- CHALLENGE -
Say how many lines contain "本标准与", using only the number.

»»

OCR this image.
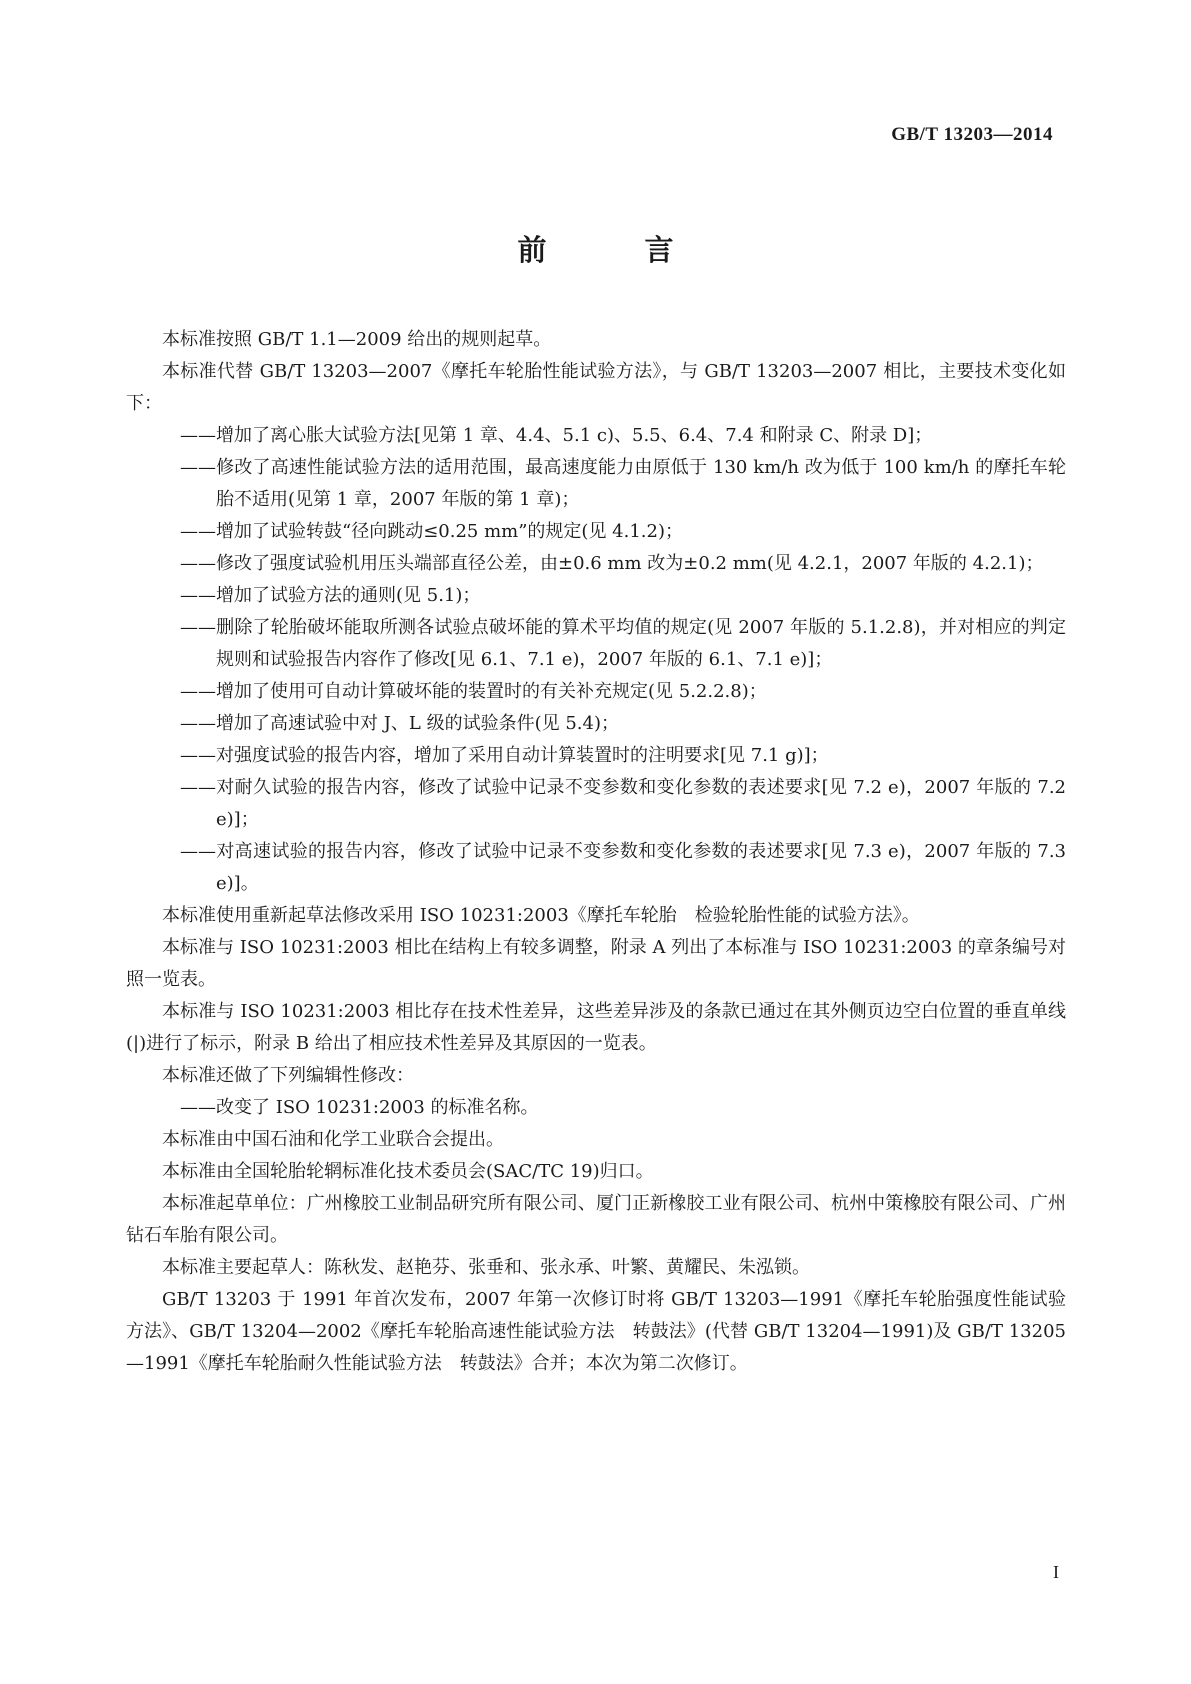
GB/T 13203—2014
前 言

本标准按照 GB/T 1.1—2009 给出的规则起草。

本标准代替 GB/T 13203—2007《摩托车轮胎性能试验方法》，与 GB/T 13203—2007 相比，主要技术变化如下：

——增加了离心胀大试验方法[见第 1 章、4.4、5.1 c)、5.5、6.4、7.4 和附录 C、附录 D]；

——修改了高速性能试验方法的适用范围，最高速度能力由原低于 130 km/h 改为低于 100 km/h 的摩托车轮胎不适用(见第 1 章，2007 年版的第 1 章)；

——增加了试验转鼓“径向跳动≤0.25 mm”的规定(见 4.1.2)；

——修改了强度试验机用压头端部直径公差，由±0.6 mm 改为±0.2 mm(见 4.2.1，2007 年版的 4.2.1)；

——增加了试验方法的通则(见 5.1)；

——删除了轮胎破坏能取所测各试验点破坏能的算术平均值的规定(见 2007 年版的 5.1.2.8)，并对相应的判定规则和试验报告内容作了修改[见 6.1、7.1 e)，2007 年版的 6.1、7.1 e)]；

——增加了使用可自动计算破坏能的装置时的有关补充规定(见 5.2.2.8)；

——增加了高速试验中对 J、L 级的试验条件(见 5.4)；

——对强度试验的报告内容，增加了采用自动计算装置时的注明要求[见 7.1 g)]；

——对耐久试验的报告内容，修改了试验中记录不变参数和变化参数的表述要求[见 7.2 e)，2007 年版的 7.2 e)]；

——对高速试验的报告内容，修改了试验中记录不变参数和变化参数的表述要求[见 7.3 e)，2007 年版的 7.3 e)]。

本标准使用重新起草法修改采用 ISO 10231:2003《摩托车轮胎　检验轮胎性能的试验方法》。

本标准与 ISO 10231:2003 相比在结构上有较多调整，附录 A 列出了本标准与 ISO 10231:2003 的章条编号对照一览表。

本标准与 ISO 10231:2003 相比存在技术性差异，这些差异涉及的条款已通过在其外侧页边空白位置的垂直单线(|)进行了标示，附录 B 给出了相应技术性差异及其原因的一览表。

本标准还做了下列编辑性修改：

——改变了 ISO 10231:2003 的标准名称。

本标准由中国石油和化学工业联合会提出。

本标准由全国轮胎轮辋标准化技术委员会(SAC/TC 19)归口。

本标准起草单位：广州橡胶工业制品研究所有限公司、厦门正新橡胶工业有限公司、杭州中策橡胶有限公司、广州钻石车胎有限公司。

本标准主要起草人：陈秋发、赵艳芬、张垂和、张永承、叶繁、黄耀民、朱泓锁。

GB/T 13203 于 1991 年首次发布，2007 年第一次修订时将 GB/T 13203—1991《摩托车轮胎强度性能试验方法》、GB/T 13204—2002《摩托车轮胎高速性能试验方法　转鼓法》(代替 GB/T 13204—1991)及 GB/T 13205—1991《摩托车轮胎耐久性能试验方法　转鼓法》合并；本次为第二次修订。

I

««

- IN RESPONSE -
2